THE INPUT —
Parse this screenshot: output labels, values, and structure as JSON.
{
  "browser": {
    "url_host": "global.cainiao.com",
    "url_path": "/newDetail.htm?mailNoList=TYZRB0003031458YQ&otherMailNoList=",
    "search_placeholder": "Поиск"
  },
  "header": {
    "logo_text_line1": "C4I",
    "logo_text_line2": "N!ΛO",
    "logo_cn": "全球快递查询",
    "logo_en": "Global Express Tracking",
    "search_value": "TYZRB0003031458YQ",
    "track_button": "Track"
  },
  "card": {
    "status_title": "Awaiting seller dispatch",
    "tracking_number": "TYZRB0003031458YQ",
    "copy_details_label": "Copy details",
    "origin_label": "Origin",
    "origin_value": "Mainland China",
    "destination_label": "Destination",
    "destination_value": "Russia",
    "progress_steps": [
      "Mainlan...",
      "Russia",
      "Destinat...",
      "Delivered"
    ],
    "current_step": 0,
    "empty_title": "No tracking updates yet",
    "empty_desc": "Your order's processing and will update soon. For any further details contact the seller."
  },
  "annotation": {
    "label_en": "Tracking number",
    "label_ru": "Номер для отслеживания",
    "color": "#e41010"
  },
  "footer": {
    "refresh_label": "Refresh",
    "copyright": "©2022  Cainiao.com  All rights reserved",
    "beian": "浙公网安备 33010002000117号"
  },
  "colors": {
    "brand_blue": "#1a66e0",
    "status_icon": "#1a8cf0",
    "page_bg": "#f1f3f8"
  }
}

YOUR GOAL —
Your task is to repeat every entry exactly.

OUTPUT BELOW —
Parse this screenshot: output labels, values, and structure as JSON.
{
  "browser": {
    "url_host": "global.cainiao.com",
    "url_path": "/newDetail.htm?mailNoList=TYZRB0003031458YQ&otherMailNoList=",
    "search_placeholder": "Поиск"
  },
  "header": {
    "logo_text_line1": "C4I",
    "logo_text_line2": "N!ΛO",
    "logo_cn": "全球快递查询",
    "logo_en": "Global Express Tracking",
    "search_value": "TYZRB0003031458YQ",
    "track_button": "Track"
  },
  "card": {
    "status_title": "Awaiting seller dispatch",
    "tracking_number": "TYZRB0003031458YQ",
    "copy_details_label": "Copy details",
    "origin_label": "Origin",
    "origin_value": "Mainland China",
    "destination_label": "Destination",
    "destination_value": "Russia",
    "progress_steps": [
      "Mainlan...",
      "Russia",
      "Destinat...",
      "Delivered"
    ],
    "current_step": 0,
    "empty_title": "No tracking updates yet",
    "empty_desc": "Your order's processing and will update soon. For any further details contact the seller."
  },
  "annotation": {
    "label_en": "Tracking number",
    "label_ru": "Номер для отслеживания",
    "color": "#e41010"
  },
  "footer": {
    "refresh_label": "Refresh",
    "copyright": "©2022  Cainiao.com  All rights reserved",
    "beian": "浙公网安备 33010002000117号"
  },
  "colors": {
    "brand_blue": "#1a66e0",
    "status_icon": "#1a8cf0",
    "page_bg": "#f1f3f8"
  }
}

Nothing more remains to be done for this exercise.